Evidence at the Adjudication Hearing

M.C. was appellant’s victim in the underlying sexual-assault-of-a-child offense.  At the time of the adjudication hearing, M.C. was seventeen years old and a junior at Odessa High School.  M.C. testified that, on March 29, 2009, at about 11:00 a.m., she and her friend, O.S., saw appellant in the bus mall of the Odessa High School campus.  She said that the bus mall was the area where students were dropped off from buses and that the bus mall was located between the main building and the music building on the campus.  M.C. said that she saw appellant walk toward a girl and then hug the girl.  M.C. said that appellant looked in her direction but that she did not know whether appellant saw her.

M.C. testified that she was scared when she saw appellant.  After seeing appellant, M.C. and O.S. went to the main office to report that they had seen him on campus.  M.C. told Assistant Principal Berzoza and Ector County Independent School District Police Officer Paul Carr what had happened.  Officer Carr testified that M.C. and O.S. told him that they had seen a man on campus who was not supposed to be there.  Officer Carr said that M.C. was crying and upset and that she said the man’s name was “Jesus.”  M.C. testified that she knew where appellant lived and that the underlying sexual assault had occurred in his house.  M.C. told Officer Carr that appellant lived a couple of blocks away from Odessa High School.  M.C. and Berzoza got into Officer Carr’s vehicle, and Officer Carr drove to the area where appellant lived.  M.C. showed Officer Carr appellant’s house.  As Officer Carr drove by the house, he and Berzoza saw a wheelchair by the door to the house.  Berzoza and Officer Carr believed that the wheelchair belonged to an Odessa High School female student.  Officer Carr parked his vehicle, and then he and Berzoza exited the vehicle and approached appellant’s house to do a welfare check on the student.  M.C. remained in the vehicle.

Officer Carr testified that, as he and Berzoza approached the house, they were met by a man in the doorway.  Officer Carr said that the man was wearing clothes that matched the description of the clothes that M.C. and O.S. reported that appellant was wearing when they saw him at the bus mall.  Officer Carr said that he saw two Odessa High School female students sitting in the living room.  The man identified himself to Officer Carr as appellant.  Appellant told Officer Carr that he had carried one of the students from her wheelchair to his couch.  The female students told Officer Carr that they were okay and that they had come to appellant’s house to eat lunch.

Given material
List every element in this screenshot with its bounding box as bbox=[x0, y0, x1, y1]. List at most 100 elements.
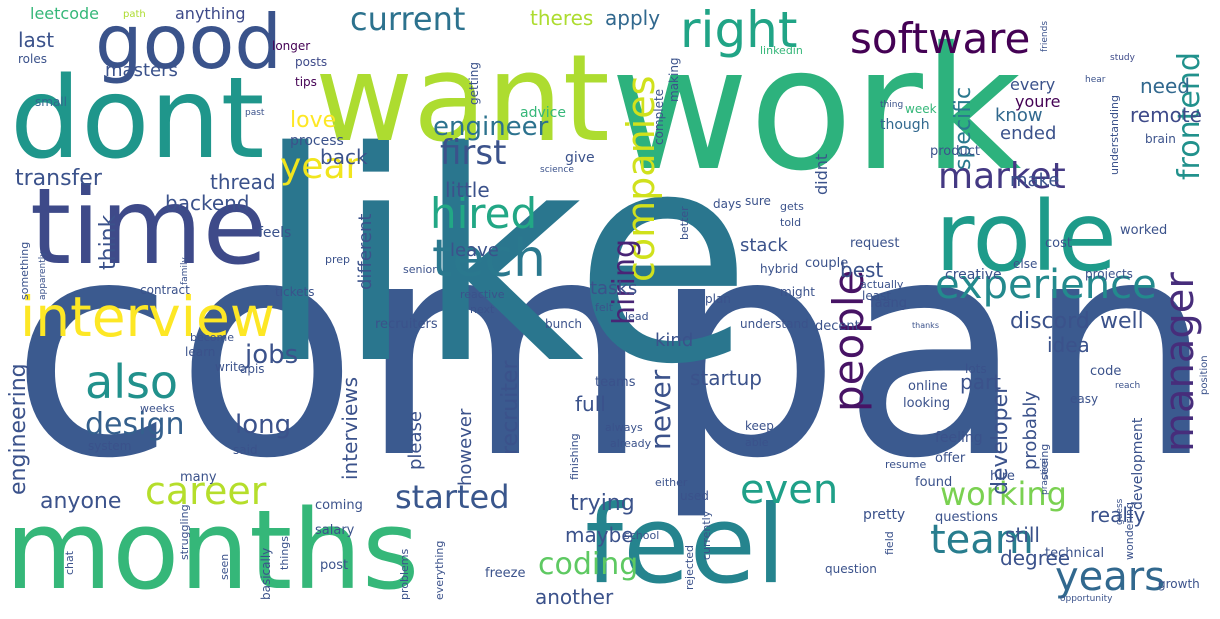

Short exercise 1
Repeat the passage of the adjudication hearing excerpt that starts at "Evidence at the" and ends at "appellant saw her.".
Short exercise 2
Carry the adjudication hearing excerpt forward, beginning right after its final sentence.

Final result 1
Evidence at the Adjudication Hearing

M.C. was appellant’s victim in the underlying sexual-assault-of-a-child offense.  At the time of the adjudication hearing, M.C. was seventeen years old and a junior at Odessa High School.  M.C. testified that, on March 29, 2009, at about 11:00 a.m., she and her friend, O.S., saw appellant in the bus mall of the Odessa High School campus.  She said that the bus mall was the area where students were dropped off from buses and that the bus mall was located between the main building and the music building on the campus.  M.C. said that she saw appellant walk toward a girl and then hug the girl.  M.C. said that appellant looked in her direction but that she did not know whether appellant saw her.

Final result 2
M.C. testified that Officer Carr had appellant stand on his porch and that she identified appellant to Officer Carr as being the man whom she had seen on the Odessa High School campus.  Because Officer Carr believed that the students in appellant’s house were safe, he drove Berzoza and M.C. back to campus.  Later that afternoon, Officer Carr returned to appellant’s house and wrote appellant a criminal trespass warning.  Officer Carr testified that appellant admitted to him that he had been on the Odessa High School campus earlier that day.  Officer Carrr testified that appellant told him the reason he had been on the campus was that a couple of his “home girls” were having trouble.

Appellant testified that he was not on the Odessa High School campus on March 29, 2009.  He admitted that he referred to the female students who were in his living room as his “home girls” when he talked with Officer Carr.  Appellant said that he told Officer Carr one of the girls “was having problems with a dude.”  Appellant said that neither of the girls was under the age of seventeen.  Appellant said that he never told Officer Carr that he had been on the Odessa High School campus.

Analysis

M.C. testified that she saw appellant on the Odessa High School campus.  Officer Carr testified that appellant told him that he had been on the campus.  Appellant denied making this statement to Officer Carr.  Appellant testified that he had not been on the Odessa High School campus.  As the sole judge of the credibility of the witnesses and the weight to be given their testimony, the trial court was free to accept M.C.’s and Officer Carr’s testimony and to reject appellant’s testimony.  Miles, 343 S.W.3d at 913.  The trial court’s ruling demonstrates that it believed M.C.’s and Officer Carr’s testimony.  Viewing the evidence in the light most favorable to the trial court’s ruling, we conclude that the trial court could have reasonably found that appellant violated the terms and conditions of his community supervision by going within 1,000 feet of Odessa High School and by having indirect contact with M.C. and going to her school.  Either of these violations, standing alone, is sufficient to support the trial court’s revocation order.  Moore, 605 S.W.2d at 926; Antwine, 268 S.W.3d at 636.  Therefore, we need not address appellant’s contention that the evidence was insufficient to support the trial court’s finding that he violated the terms and conditions of his community supervision by failing to pay his monthly supervision fees on November 1, 2010, and December 1, 2010.

Because the record contains evidence supporting the trial court’s determination that appellant violated the terms and conditions of his community supervision, we conclude that the trial court did not abuse its discretion by proceeding with an adjudication of guilt.  Appellant’s issues are overruled.

This Court’s Ruling

            The judgment of the trial court is affirmed.

 

 

                                                                                                TERRY McCALL

                                                                                                JUSTICE  

 

August 2, 2012

Do not publish.  See Tex. R. App. P. 47.2(b).

Panel consists of: Wright, C.J.,

McCall, J., and Kalenak, J.

 



                [1]We note that this is the name shown in the charging instrument but that the judgment shows appellant’s name to be Jesus Lorenzo Saldana, Jr.

 

                [2]In Cause No. 11-11-00158-CR, appellant appeals from the trial court’s judgment adjudicating him guilty of the offense of failure to comply with sex offender registration requirements.  Today, in a separate opinion, we affirm the trial court’s judgment in Cause No. 11-11-00158-CR.